(Collected data entries)
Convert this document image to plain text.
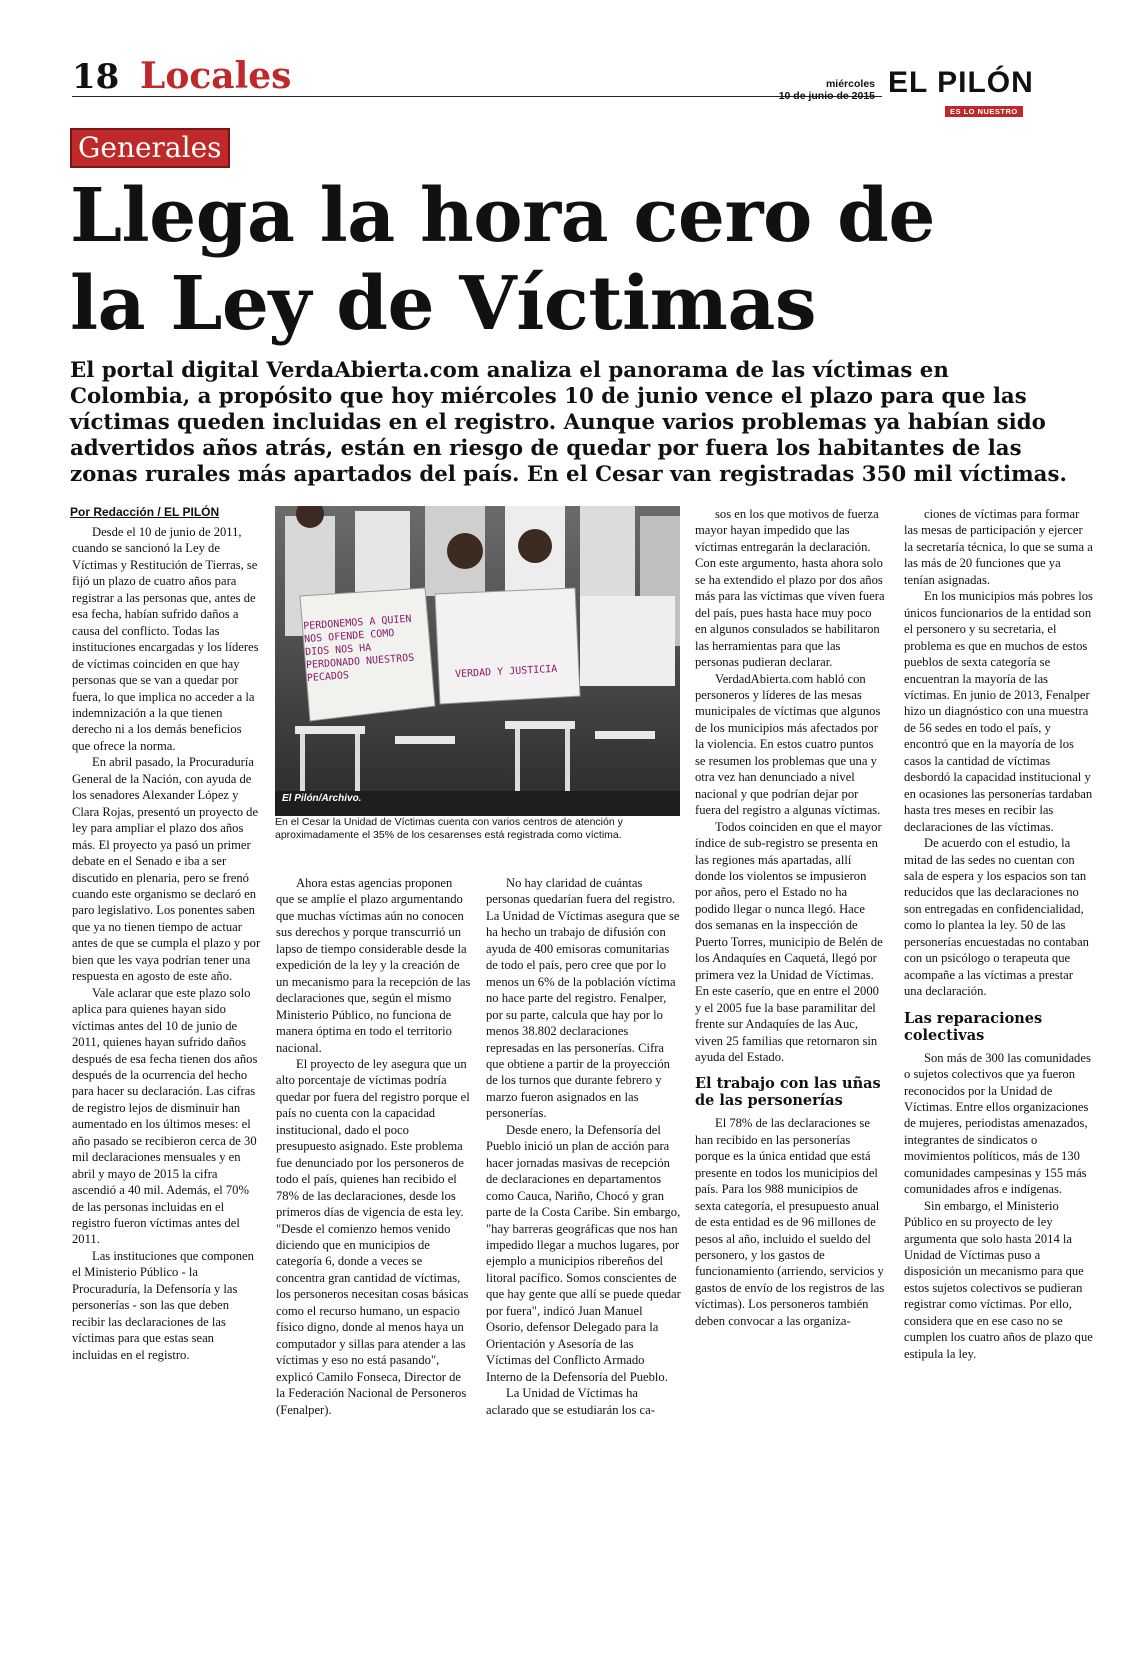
18 Locales	miércoles
10 de junio de 2015 EL PILÓN
ES LO NUESTRO
Generales
Llega la hora cero de
la Ley de Víctimas
El portal digital VerdaAbierta.com analiza el panorama de las víctimas en Colombia, a propósito que hoy miércoles 10 de junio vence el plazo para que las víctimas queden incluidas en el registro. Aunque varios problemas ya habían sido advertidos años atrás, están en riesgo de quedar por fuera los habitantes de las zonas rurales más apartados del país. En el Cesar van registradas 350 mil víctimas.
Por Redacción / EL PILÓN
PERDONEMOS A QUIEN NOS OFENDE COMO DIOS NOS HA PERDONADO NUESTROS PECADOS	VERDAD Y JUSTICIA
El Pilón/Archivo.
En el Cesar la Unidad de Víctimas cuenta con varios centros de atención y aproximadamente el 35% de los cesarenses está registrada como víctima.

Desde el 10 de junio de 2011, cuando se sancionó la Ley de Víctimas y Restitución de Tierras, se fijó un plazo de cuatro años para registrar a las personas que, antes de esa fecha, habían sufrido daños a causa del conflicto. Todas las instituciones encargadas y los líderes de víctimas coinciden en que hay personas que se van a quedar por fuera, lo que implica no acceder a la indemnización a la que tienen derecho ni a los demás beneficios que ofrece la norma.

En abril pasado, la Procuraduría General de la Nación, con ayuda de los senadores Alexander López y Clara Rojas, presentó un proyecto de ley para ampliar el plazo dos años más. El proyecto ya pasó un primer debate en el Senado e iba a ser discutido en plenaria, pero se frenó cuando este organismo se declaró en paro legislativo. Los ponentes saben que ya no tienen tiempo de actuar antes de que se cumpla el plazo y por bien que les vaya podrían tener una respuesta en agosto de este año.

Vale aclarar que este plazo solo aplica para quienes hayan sido víctimas antes del 10 de junio de 2011, quienes hayan sufrido daños después de esa fecha tienen dos años después de la ocurrencia del hecho para hacer su declaración. Las cifras de registro lejos de disminuir han aumentado en los últimos meses: el año pasado se recibieron cerca de 30 mil declaraciones mensuales y en abril y mayo de 2015 la cifra ascendió a 40 mil. Además, el 70% de las personas incluidas en el registro fueron víctimas antes del 2011.

Las instituciones que componen el Ministerio Público - la Procuraduría, la Defensoría y las personerías - son las que deben recibir las declaraciones de las víctimas para que estas sean incluidas en el registro.

Ahora estas agencias proponen que se amplíe el plazo argumentando que muchas víctimas aún no conocen sus derechos y porque transcurrió un lapso de tiempo considerable desde la expedición de la ley y la creación de un mecanismo para la recepción de las declaraciones que, según el mismo Ministerio Público, no funciona de manera óptima en todo el territorio nacional.

El proyecto de ley asegura que un alto porcentaje de víctimas podría quedar por fuera del registro porque el país no cuenta con la capacidad institucional, dado el poco presupuesto asignado. Este problema fue denunciado por los personeros de todo el país, quienes han recibido el 78% de las declaraciones, desde los primeros días de vigencia de esta ley. "Desde el comienzo hemos venido diciendo que en municipios de categoría 6, donde a veces se concentra gran cantidad de víctimas, los personeros necesitan cosas básicas como el recurso humano, un espacio físico digno, donde al menos haya un computador y sillas para atender a las víctimas y eso no está pasando", explicó Camilo Fonseca, Director de la Federación Nacional de Personeros (Fenalper).

No hay claridad de cuántas personas quedarían fuera del registro. La Unidad de Víctimas asegura que se ha hecho un trabajo de difusión con ayuda de 400 emisoras comunitarias de todo el país, pero cree que por lo menos un 6% de la población víctima no hace parte del registro. Fenalper, por su parte, calcula que hay por lo menos 38.802 declaraciones represadas en las personerías. Cifra que obtiene a partir de la proyección de los turnos que durante febrero y marzo fueron asignados en las personerías.

Desde enero, la Defensoría del Pueblo inició un plan de acción para hacer jornadas masivas de recepción de declaraciones en departamentos como Cauca, Nariño, Chocó y gran parte de la Costa Caribe. Sin embargo, "hay barreras geográficas que nos han impedido llegar a muchos lugares, por ejemplo a municipios ribereños del litoral pacífico. Somos conscientes de que hay gente que allí se puede quedar por fuera", indicó Juan Manuel Osorio, defensor Delegado para la Orientación y Asesoría de las Víctimas del Conflicto Armado Interno de la Defensoría del Pueblo.

La Unidad de Víctimas ha aclarado que se estudiarán los ca-

sos en los que motivos de fuerza mayor hayan impedido que las víctimas entregarán la declaración. Con este argumento, hasta ahora solo se ha extendido el plazo por dos años más para las víctimas que viven fuera del país, pues hasta hace muy poco en algunos consulados se habilitaron las herramientas para que las personas pudieran declarar.

VerdadAbierta.com habló con personeros y líderes de las mesas municipales de víctimas que algunos de los municipios más afectados por la violencia. En estos cuatro puntos se resumen los problemas que una y otra vez han denunciado a nivel nacional y que podrían dejar por fuera del registro a algunas víctimas.

Todos coinciden en que el mayor índice de sub-registro se presenta en las regiones más apartadas, allí donde los violentos se impusieron por años, pero el Estado no ha podido llegar o nunca llegó. Hace dos semanas en la inspección de Puerto Torres, municipio de Belén de los Andaquíes en Caquetá, llegó por primera vez la Unidad de Víctimas. En este caserío, que en entre el 2000 y el 2005 fue la base paramilitar del frente sur Andaquíes de las Auc, viven 25 familias que retornaron sin ayuda del Estado.

El trabajo con las uñas de las personerías

El 78% de las declaraciones se han recibido en las personerías porque es la única entidad que está presente en todos los municipios del país. Para los 988 municipios de sexta categoría, el presupuesto anual de esta entidad es de 96 millones de pesos al año, incluido el sueldo del personero, y los gastos de funcionamiento (arriendo, servicios y gastos de envío de los registros de las víctimas). Los personeros también deben convocar a las organiza-

ciones de víctimas para formar las mesas de participación y ejercer la secretaría técnica, lo que se suma a las más de 20 funciones que ya tenían asignadas.

En los municipios más pobres los únicos funcionarios de la entidad son el personero y su secretaria, el problema es que en muchos de estos pueblos de sexta categoría se encuentran la mayoría de las víctimas. En junio de 2013, Fenalper hizo un diagnóstico con una muestra de 56 sedes en todo el país, y encontró que en la mayoría de los casos la cantidad de víctimas desbordó la capacidad institucional y en ocasiones las personerías tardaban hasta tres meses en recibir las declaraciones de las víctimas.

De acuerdo con el estudio, la mitad de las sedes no cuentan con sala de espera y los espacios son tan reducidos que las declaraciones no son entregadas en confidencialidad, como lo plantea la ley. 50 de las personerías encuestadas no contaban con un psicólogo o terapeuta que acompañe a las víctimas a prestar una declaración.

Las reparaciones colectivas

Son más de 300 las comunidades o sujetos colectivos que ya fueron reconocidos por la Unidad de Víctimas. Entre ellos organizaciones de mujeres, periodistas amenazados, integrantes de sindicatos o movimientos políticos, más de 130 comunidades campesinas y 155 más comunidades afros e indígenas.

Sin embargo, el Ministerio Público en su proyecto de ley argumenta que solo hasta 2014 la Unidad de Víctimas puso a disposición un mecanismo para que estos sujetos colectivos se pudieran registrar como víctimas. Por ello, considera que en ese caso no se cumplen los cuatro años de plazo que estipula la ley.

### To do
Tally the lines above that contain the word "pasado", and reply with only the number.

### Finished answer
2